--- Written instruction ---
Extract exactly the range of lines bounded by the line containing "Extract the structured" and the final line of the listing, both ends included, and no other lines.

--- Stored data ---
━━━
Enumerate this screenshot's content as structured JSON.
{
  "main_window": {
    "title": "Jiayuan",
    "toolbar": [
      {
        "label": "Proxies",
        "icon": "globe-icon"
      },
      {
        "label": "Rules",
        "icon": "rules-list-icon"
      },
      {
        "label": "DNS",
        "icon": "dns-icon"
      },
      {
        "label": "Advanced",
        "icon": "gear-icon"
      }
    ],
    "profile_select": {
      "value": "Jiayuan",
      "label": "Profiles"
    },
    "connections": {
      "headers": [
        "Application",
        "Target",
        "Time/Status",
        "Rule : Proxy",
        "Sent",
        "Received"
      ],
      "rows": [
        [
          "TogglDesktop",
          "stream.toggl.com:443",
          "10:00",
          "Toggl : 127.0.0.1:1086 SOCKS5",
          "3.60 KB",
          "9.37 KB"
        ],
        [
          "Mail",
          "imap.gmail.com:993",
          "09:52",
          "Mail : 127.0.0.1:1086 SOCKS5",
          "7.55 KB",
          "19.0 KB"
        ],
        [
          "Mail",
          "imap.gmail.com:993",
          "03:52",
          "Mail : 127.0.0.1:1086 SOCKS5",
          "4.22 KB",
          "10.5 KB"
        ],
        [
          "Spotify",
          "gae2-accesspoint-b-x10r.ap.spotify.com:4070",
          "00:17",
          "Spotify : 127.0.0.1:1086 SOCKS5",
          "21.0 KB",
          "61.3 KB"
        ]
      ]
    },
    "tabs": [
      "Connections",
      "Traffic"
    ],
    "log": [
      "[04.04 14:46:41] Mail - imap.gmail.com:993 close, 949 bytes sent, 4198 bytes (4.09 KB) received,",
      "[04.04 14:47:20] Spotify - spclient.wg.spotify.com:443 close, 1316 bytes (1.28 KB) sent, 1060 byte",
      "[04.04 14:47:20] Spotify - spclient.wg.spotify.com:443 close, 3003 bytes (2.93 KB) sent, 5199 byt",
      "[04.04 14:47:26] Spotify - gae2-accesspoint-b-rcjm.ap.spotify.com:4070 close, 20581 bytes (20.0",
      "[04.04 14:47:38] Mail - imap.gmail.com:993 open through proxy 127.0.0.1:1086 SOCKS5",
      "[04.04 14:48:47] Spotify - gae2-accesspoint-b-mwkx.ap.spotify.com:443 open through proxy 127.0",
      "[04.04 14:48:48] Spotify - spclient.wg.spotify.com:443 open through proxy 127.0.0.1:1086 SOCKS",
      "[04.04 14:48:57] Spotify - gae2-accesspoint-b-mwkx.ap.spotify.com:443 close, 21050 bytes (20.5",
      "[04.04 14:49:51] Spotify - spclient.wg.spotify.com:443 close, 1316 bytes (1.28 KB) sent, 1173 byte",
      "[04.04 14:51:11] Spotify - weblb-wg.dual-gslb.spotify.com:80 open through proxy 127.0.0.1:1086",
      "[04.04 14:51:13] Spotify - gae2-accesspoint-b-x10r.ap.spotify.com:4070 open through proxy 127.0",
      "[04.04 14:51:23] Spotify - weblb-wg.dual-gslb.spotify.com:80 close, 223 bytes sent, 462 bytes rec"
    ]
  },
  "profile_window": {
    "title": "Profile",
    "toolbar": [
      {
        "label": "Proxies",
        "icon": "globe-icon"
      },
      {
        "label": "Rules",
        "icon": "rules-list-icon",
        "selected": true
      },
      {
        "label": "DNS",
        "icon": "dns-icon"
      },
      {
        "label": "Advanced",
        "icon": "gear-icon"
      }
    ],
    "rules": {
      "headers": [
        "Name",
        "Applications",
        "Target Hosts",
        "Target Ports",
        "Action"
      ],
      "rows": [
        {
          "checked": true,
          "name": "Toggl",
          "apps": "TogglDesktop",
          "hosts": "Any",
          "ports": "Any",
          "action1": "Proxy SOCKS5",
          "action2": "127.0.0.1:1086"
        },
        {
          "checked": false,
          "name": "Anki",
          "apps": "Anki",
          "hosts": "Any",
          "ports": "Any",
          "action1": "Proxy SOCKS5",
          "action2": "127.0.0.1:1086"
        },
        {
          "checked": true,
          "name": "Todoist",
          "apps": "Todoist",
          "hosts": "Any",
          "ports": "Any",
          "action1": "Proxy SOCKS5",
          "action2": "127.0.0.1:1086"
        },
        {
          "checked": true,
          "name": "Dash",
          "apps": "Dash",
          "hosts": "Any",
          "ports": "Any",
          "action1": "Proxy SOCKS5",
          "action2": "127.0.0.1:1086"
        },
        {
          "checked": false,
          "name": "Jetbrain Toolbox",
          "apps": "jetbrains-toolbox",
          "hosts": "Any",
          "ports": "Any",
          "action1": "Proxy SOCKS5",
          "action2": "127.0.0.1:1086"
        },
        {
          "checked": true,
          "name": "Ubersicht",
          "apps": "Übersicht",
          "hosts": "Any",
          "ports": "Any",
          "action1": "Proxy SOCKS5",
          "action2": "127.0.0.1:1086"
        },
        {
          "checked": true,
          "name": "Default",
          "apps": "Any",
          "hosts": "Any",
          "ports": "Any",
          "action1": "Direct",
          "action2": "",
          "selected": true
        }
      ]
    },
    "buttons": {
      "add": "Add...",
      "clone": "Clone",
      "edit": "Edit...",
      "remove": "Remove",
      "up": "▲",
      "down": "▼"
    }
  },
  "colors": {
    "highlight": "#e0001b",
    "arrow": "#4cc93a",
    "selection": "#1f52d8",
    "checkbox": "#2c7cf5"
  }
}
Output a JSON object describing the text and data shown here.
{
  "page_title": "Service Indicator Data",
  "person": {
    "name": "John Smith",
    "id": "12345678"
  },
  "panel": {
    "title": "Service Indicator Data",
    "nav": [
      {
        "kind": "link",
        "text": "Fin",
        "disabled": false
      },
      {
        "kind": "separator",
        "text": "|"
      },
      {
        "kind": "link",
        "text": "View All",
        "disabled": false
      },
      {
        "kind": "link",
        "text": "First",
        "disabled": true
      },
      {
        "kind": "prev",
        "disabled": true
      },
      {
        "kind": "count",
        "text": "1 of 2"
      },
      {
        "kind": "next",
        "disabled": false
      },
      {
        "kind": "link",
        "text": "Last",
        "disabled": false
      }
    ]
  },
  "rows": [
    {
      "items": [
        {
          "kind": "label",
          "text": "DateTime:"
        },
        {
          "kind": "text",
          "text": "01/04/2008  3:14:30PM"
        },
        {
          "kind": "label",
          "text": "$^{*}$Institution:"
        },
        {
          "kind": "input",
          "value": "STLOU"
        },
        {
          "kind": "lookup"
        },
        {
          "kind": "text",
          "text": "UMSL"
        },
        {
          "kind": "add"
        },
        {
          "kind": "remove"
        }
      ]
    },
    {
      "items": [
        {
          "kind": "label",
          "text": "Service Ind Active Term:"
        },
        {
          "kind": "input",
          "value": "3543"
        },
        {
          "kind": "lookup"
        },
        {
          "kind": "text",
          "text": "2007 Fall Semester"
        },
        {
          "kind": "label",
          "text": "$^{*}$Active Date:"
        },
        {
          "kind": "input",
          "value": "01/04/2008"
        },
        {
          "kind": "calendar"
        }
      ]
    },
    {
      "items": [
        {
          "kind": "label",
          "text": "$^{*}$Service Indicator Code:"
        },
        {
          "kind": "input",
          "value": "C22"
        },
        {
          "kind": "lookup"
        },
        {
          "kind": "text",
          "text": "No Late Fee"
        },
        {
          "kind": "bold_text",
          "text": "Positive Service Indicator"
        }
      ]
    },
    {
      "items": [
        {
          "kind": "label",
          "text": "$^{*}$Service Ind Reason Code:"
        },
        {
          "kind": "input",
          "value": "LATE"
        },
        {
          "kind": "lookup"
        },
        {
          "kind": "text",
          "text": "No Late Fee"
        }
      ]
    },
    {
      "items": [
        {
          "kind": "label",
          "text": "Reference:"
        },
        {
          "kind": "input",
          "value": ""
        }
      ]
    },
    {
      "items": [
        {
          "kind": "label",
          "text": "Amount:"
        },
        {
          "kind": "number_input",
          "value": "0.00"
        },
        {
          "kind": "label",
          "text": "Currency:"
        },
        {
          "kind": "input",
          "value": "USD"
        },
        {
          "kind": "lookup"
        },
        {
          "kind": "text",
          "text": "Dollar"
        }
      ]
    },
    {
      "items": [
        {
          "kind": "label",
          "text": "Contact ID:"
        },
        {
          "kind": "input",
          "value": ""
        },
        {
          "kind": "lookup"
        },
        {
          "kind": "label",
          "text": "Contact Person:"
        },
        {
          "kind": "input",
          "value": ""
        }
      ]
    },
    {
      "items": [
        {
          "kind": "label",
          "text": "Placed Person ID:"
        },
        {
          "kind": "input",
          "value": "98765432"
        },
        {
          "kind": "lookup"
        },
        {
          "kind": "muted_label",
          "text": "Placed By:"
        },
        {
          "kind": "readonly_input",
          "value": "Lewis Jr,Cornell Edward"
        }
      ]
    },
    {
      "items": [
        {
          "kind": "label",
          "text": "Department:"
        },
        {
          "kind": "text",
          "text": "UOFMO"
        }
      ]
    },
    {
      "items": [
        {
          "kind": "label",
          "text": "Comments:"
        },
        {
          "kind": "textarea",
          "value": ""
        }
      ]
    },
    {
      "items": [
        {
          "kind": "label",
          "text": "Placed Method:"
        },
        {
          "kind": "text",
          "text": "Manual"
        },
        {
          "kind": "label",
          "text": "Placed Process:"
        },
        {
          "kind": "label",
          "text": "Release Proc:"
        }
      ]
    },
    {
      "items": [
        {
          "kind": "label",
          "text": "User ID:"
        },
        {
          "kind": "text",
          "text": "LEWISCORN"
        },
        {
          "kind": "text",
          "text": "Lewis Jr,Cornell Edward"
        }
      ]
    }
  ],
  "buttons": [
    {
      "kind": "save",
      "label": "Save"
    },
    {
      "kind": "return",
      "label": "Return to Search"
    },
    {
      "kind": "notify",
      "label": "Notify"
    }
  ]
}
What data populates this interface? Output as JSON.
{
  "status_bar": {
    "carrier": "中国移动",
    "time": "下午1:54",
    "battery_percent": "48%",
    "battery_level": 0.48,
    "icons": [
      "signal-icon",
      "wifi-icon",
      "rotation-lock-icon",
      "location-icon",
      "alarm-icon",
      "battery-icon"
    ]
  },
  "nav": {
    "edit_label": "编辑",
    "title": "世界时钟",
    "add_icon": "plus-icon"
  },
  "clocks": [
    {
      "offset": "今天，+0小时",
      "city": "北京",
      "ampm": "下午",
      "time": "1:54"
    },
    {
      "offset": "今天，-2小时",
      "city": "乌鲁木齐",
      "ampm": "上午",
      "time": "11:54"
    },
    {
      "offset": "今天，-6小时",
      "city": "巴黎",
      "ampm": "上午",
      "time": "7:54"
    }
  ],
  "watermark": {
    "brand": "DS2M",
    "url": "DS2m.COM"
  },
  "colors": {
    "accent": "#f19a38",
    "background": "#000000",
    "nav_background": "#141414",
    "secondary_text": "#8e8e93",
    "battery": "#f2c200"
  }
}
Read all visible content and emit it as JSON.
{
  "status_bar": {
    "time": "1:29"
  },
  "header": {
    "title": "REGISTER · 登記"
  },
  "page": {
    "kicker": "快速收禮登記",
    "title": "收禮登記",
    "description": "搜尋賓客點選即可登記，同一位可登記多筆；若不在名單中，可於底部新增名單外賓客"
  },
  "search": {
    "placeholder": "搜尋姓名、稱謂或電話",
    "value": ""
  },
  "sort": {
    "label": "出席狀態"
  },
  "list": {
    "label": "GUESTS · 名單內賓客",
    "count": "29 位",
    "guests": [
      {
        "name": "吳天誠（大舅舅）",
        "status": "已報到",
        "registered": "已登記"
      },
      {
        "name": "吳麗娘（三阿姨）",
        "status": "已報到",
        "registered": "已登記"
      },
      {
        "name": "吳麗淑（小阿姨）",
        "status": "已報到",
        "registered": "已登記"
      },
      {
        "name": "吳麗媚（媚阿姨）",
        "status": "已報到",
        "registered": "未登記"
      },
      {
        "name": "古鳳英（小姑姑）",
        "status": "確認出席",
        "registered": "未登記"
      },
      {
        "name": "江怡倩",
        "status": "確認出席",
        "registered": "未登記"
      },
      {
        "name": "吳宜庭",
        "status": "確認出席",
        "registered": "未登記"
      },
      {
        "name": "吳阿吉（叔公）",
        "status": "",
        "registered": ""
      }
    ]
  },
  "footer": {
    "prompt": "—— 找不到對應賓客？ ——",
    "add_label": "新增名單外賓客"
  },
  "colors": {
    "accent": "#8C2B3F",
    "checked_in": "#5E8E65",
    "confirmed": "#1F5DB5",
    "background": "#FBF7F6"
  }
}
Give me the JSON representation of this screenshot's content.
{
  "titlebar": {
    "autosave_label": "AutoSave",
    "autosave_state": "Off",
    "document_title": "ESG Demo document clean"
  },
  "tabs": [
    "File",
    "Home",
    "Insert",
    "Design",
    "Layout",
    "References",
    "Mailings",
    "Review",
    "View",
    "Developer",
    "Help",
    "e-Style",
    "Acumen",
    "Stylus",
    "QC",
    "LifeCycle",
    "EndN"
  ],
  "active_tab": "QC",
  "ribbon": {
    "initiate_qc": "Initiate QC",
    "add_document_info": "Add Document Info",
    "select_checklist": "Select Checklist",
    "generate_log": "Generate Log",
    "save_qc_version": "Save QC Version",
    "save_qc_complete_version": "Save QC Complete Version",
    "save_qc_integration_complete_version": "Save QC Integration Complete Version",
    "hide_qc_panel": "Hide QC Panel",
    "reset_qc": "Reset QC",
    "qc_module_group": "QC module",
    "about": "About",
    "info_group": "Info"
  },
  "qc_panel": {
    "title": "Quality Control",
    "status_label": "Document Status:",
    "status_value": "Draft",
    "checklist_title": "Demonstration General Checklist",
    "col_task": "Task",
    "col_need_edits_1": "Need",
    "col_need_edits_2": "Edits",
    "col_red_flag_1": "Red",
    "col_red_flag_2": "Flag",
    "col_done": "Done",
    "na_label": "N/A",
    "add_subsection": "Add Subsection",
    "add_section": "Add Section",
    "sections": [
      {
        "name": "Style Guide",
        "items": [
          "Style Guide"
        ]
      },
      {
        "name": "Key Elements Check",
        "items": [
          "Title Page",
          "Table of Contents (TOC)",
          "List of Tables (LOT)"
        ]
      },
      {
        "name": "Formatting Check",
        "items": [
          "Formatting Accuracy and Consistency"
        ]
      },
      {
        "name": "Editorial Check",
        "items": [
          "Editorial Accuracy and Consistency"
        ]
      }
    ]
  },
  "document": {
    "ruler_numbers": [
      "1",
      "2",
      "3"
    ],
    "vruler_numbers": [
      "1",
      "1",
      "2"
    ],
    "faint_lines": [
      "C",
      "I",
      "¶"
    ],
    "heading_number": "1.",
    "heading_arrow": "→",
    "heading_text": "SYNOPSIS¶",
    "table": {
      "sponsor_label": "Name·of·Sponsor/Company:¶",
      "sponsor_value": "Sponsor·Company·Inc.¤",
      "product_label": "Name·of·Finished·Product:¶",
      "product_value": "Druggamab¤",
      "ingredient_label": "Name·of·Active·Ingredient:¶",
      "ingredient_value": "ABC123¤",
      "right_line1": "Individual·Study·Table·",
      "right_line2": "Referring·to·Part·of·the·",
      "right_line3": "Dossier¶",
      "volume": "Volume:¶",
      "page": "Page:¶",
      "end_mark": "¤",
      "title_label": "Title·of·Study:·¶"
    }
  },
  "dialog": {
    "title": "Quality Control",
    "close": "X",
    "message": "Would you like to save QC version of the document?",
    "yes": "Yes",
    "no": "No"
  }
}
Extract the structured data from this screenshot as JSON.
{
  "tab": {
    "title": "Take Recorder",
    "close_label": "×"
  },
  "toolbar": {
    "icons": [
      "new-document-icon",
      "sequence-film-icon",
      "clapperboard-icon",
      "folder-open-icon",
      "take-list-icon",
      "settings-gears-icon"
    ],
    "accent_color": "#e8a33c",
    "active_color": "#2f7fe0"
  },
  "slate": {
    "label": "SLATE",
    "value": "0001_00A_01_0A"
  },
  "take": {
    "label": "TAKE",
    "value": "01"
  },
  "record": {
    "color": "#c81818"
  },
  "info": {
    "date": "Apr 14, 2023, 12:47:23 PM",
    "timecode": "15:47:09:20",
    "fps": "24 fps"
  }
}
━━━
--- Final result ---
Extract the structured data from this screenshot as JSON.
{
  "tab": {
    "title": "Take Recorder",
    "close_label": "×"
  },
  "toolbar": {
    "icons": [
      "new-document-icon",
      "sequence-film-icon",
      "clapperboard-icon",
      "folder-open-icon",
      "take-list-icon",
      "settings-gears-icon"
    ],
    "accent_color": "#e8a33c",
    "active_color": "#2f7fe0"
  },
  "slate": {
    "label": "SLATE",
    "value": "0001_00A_01_0A"
  },
  "take": {
    "label": "TAKE",
    "value": "01"
  },
  "record": {
    "color": "#c81818"
  },
  "info": {
    "date": "Apr 14, 2023, 12:47:23 PM",
    "timecode": "15:47:09:20",
    "fps": "24 fps"
  }
}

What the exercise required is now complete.